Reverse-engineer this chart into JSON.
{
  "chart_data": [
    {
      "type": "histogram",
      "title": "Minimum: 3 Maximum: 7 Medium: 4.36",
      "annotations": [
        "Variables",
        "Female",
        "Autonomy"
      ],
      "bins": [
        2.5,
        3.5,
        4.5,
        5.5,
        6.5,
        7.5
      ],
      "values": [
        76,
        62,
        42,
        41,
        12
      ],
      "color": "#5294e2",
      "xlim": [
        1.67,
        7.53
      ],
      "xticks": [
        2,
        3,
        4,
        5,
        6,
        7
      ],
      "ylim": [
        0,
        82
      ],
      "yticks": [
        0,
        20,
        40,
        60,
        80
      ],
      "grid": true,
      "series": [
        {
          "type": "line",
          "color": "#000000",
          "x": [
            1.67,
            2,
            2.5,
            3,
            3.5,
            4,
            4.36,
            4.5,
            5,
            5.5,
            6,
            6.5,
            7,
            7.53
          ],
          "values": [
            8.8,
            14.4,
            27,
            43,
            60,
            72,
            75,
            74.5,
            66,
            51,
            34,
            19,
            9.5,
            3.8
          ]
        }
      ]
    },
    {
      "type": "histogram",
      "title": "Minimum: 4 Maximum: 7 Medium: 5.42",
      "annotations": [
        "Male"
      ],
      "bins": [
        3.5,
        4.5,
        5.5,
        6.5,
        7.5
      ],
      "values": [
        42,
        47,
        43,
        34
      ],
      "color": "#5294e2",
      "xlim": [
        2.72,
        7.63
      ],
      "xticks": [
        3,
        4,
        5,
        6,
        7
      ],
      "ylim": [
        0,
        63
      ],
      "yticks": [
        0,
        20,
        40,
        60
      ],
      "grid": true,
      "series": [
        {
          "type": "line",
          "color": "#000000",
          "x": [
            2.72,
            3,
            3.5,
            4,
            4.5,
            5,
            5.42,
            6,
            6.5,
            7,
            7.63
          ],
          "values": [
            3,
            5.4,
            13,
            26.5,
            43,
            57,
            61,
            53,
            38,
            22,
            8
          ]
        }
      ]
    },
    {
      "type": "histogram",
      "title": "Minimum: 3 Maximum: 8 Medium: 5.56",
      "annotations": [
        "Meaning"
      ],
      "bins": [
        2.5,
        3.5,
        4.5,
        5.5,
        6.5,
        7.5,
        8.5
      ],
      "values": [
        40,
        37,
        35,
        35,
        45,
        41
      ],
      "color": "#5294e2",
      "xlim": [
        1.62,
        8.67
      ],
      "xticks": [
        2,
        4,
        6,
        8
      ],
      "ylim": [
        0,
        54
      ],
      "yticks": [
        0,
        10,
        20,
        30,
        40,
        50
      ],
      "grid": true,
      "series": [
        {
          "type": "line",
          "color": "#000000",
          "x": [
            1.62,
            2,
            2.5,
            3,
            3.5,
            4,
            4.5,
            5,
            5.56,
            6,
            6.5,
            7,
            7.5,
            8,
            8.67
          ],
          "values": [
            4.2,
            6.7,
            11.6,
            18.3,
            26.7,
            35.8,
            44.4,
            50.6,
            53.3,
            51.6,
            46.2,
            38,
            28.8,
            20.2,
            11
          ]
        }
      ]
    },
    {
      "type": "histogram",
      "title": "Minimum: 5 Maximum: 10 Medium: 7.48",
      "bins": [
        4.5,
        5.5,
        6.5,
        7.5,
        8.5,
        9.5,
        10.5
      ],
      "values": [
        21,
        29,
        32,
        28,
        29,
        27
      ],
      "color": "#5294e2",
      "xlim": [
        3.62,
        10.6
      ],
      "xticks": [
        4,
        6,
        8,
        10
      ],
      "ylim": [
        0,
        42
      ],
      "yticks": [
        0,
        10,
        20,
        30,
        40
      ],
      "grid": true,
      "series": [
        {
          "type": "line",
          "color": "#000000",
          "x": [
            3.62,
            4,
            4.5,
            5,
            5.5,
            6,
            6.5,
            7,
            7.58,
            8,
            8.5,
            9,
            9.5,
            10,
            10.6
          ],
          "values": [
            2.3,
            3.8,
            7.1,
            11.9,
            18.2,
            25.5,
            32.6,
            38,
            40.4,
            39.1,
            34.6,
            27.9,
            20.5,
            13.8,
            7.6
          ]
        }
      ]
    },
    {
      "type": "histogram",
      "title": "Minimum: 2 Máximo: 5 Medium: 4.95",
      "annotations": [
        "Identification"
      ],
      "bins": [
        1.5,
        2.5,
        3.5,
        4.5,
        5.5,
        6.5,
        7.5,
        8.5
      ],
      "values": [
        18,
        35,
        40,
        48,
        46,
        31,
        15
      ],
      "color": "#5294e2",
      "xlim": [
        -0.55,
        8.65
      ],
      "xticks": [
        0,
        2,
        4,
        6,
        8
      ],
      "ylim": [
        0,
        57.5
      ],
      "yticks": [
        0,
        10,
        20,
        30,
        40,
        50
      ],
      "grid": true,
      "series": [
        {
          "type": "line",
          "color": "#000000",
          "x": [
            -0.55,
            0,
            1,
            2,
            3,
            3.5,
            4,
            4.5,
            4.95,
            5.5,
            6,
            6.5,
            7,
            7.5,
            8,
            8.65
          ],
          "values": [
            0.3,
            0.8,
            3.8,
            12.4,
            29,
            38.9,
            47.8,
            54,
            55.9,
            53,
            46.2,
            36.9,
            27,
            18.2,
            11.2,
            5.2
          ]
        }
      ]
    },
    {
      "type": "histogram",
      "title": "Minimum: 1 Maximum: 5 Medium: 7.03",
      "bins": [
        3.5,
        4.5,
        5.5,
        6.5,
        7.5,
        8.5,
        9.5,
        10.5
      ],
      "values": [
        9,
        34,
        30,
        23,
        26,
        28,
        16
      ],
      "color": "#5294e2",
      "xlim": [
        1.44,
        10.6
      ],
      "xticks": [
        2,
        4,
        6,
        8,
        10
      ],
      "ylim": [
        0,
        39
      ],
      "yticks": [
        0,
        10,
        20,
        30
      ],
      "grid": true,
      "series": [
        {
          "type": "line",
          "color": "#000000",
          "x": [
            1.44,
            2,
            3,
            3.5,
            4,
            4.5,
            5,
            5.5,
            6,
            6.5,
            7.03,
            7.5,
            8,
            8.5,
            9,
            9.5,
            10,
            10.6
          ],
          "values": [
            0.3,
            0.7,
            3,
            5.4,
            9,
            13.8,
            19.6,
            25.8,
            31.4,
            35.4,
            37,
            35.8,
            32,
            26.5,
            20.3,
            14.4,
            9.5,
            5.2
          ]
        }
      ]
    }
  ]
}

▶ _Exercise instructions_:
Repeat all of the records above exactly as written.

▶ _Correct response_:
Reverse-engineer this chart into JSON.
{
  "chart_data": [
    {
      "type": "histogram",
      "title": "Minimum: 3 Maximum: 7 Medium: 4.36",
      "annotations": [
        "Variables",
        "Female",
        "Autonomy"
      ],
      "bins": [
        2.5,
        3.5,
        4.5,
        5.5,
        6.5,
        7.5
      ],
      "values": [
        76,
        62,
        42,
        41,
        12
      ],
      "color": "#5294e2",
      "xlim": [
        1.67,
        7.53
      ],
      "xticks": [
        2,
        3,
        4,
        5,
        6,
        7
      ],
      "ylim": [
        0,
        82
      ],
      "yticks": [
        0,
        20,
        40,
        60,
        80
      ],
      "grid": true,
      "series": [
        {
          "type": "line",
          "color": "#000000",
          "x": [
            1.67,
            2,
            2.5,
            3,
            3.5,
            4,
            4.36,
            4.5,
            5,
            5.5,
            6,
            6.5,
            7,
            7.53
          ],
          "values": [
            8.8,
            14.4,
            27,
            43,
            60,
            72,
            75,
            74.5,
            66,
            51,
            34,
            19,
            9.5,
            3.8
          ]
        }
      ]
    },
    {
      "type": "histogram",
      "title": "Minimum: 4 Maximum: 7 Medium: 5.42",
      "annotations": [
        "Male"
      ],
      "bins": [
        3.5,
        4.5,
        5.5,
        6.5,
        7.5
      ],
      "values": [
        42,
        47,
        43,
        34
      ],
      "color": "#5294e2",
      "xlim": [
        2.72,
        7.63
      ],
      "xticks": [
        3,
        4,
        5,
        6,
        7
      ],
      "ylim": [
        0,
        63
      ],
      "yticks": [
        0,
        20,
        40,
        60
      ],
      "grid": true,
      "series": [
        {
          "type": "line",
          "color": "#000000",
          "x": [
            2.72,
            3,
            3.5,
            4,
            4.5,
            5,
            5.42,
            6,
            6.5,
            7,
            7.63
          ],
          "values": [
            3,
            5.4,
            13,
            26.5,
            43,
            57,
            61,
            53,
            38,
            22,
            8
          ]
        }
      ]
    },
    {
      "type": "histogram",
      "title": "Minimum: 3 Maximum: 8 Medium: 5.56",
      "annotations": [
        "Meaning"
      ],
      "bins": [
        2.5,
        3.5,
        4.5,
        5.5,
        6.5,
        7.5,
        8.5
      ],
      "values": [
        40,
        37,
        35,
        35,
        45,
        41
      ],
      "color": "#5294e2",
      "xlim": [
        1.62,
        8.67
      ],
      "xticks": [
        2,
        4,
        6,
        8
      ],
      "ylim": [
        0,
        54
      ],
      "yticks": [
        0,
        10,
        20,
        30,
        40,
        50
      ],
      "grid": true,
      "series": [
        {
          "type": "line",
          "color": "#000000",
          "x": [
            1.62,
            2,
            2.5,
            3,
            3.5,
            4,
            4.5,
            5,
            5.56,
            6,
            6.5,
            7,
            7.5,
            8,
            8.67
          ],
          "values": [
            4.2,
            6.7,
            11.6,
            18.3,
            26.7,
            35.8,
            44.4,
            50.6,
            53.3,
            51.6,
            46.2,
            38,
            28.8,
            20.2,
            11
          ]
        }
      ]
    },
    {
      "type": "histogram",
      "title": "Minimum: 5 Maximum: 10 Medium: 7.48",
      "bins": [
        4.5,
        5.5,
        6.5,
        7.5,
        8.5,
        9.5,
        10.5
      ],
      "values": [
        21,
        29,
        32,
        28,
        29,
        27
      ],
      "color": "#5294e2",
      "xlim": [
        3.62,
        10.6
      ],
      "xticks": [
        4,
        6,
        8,
        10
      ],
      "ylim": [
        0,
        42
      ],
      "yticks": [
        0,
        10,
        20,
        30,
        40
      ],
      "grid": true,
      "series": [
        {
          "type": "line",
          "color": "#000000",
          "x": [
            3.62,
            4,
            4.5,
            5,
            5.5,
            6,
            6.5,
            7,
            7.58,
            8,
            8.5,
            9,
            9.5,
            10,
            10.6
          ],
          "values": [
            2.3,
            3.8,
            7.1,
            11.9,
            18.2,
            25.5,
            32.6,
            38,
            40.4,
            39.1,
            34.6,
            27.9,
            20.5,
            13.8,
            7.6
          ]
        }
      ]
    },
    {
      "type": "histogram",
      "title": "Minimum: 2 Máximo: 5 Medium: 4.95",
      "annotations": [
        "Identification"
      ],
      "bins": [
        1.5,
        2.5,
        3.5,
        4.5,
        5.5,
        6.5,
        7.5,
        8.5
      ],
      "values": [
        18,
        35,
        40,
        48,
        46,
        31,
        15
      ],
      "color": "#5294e2",
      "xlim": [
        -0.55,
        8.65
      ],
      "xticks": [
        0,
        2,
        4,
        6,
        8
      ],
      "ylim": [
        0,
        57.5
      ],
      "yticks": [
        0,
        10,
        20,
        30,
        40,
        50
      ],
      "grid": true,
      "series": [
        {
          "type": "line",
          "color": "#000000",
          "x": [
            -0.55,
            0,
            1,
            2,
            3,
            3.5,
            4,
            4.5,
            4.95,
            5.5,
            6,
            6.5,
            7,
            7.5,
            8,
            8.65
          ],
          "values": [
            0.3,
            0.8,
            3.8,
            12.4,
            29,
            38.9,
            47.8,
            54,
            55.9,
            53,
            46.2,
            36.9,
            27,
            18.2,
            11.2,
            5.2
          ]
        }
      ]
    },
    {
      "type": "histogram",
      "title": "Minimum: 1 Maximum: 5 Medium: 7.03",
      "bins": [
        3.5,
        4.5,
        5.5,
        6.5,
        7.5,
        8.5,
        9.5,
        10.5
      ],
      "values": [
        9,
        34,
        30,
        23,
        26,
        28,
        16
      ],
      "color": "#5294e2",
      "xlim": [
        1.44,
        10.6
      ],
      "xticks": [
        2,
        4,
        6,
        8,
        10
      ],
      "ylim": [
        0,
        39
      ],
      "yticks": [
        0,
        10,
        20,
        30
      ],
      "grid": true,
      "series": [
        {
          "type": "line",
          "color": "#000000",
          "x": [
            1.44,
            2,
            3,
            3.5,
            4,
            4.5,
            5,
            5.5,
            6,
            6.5,
            7.03,
            7.5,
            8,
            8.5,
            9,
            9.5,
            10,
            10.6
          ],
          "values": [
            0.3,
            0.7,
            3,
            5.4,
            9,
            13.8,
            19.6,
            25.8,
            31.4,
            35.4,
            37,
            35.8,
            32,
            26.5,
            20.3,
            14.4,
            9.5,
            5.2
          ]
        }
      ]
    }
  ]
}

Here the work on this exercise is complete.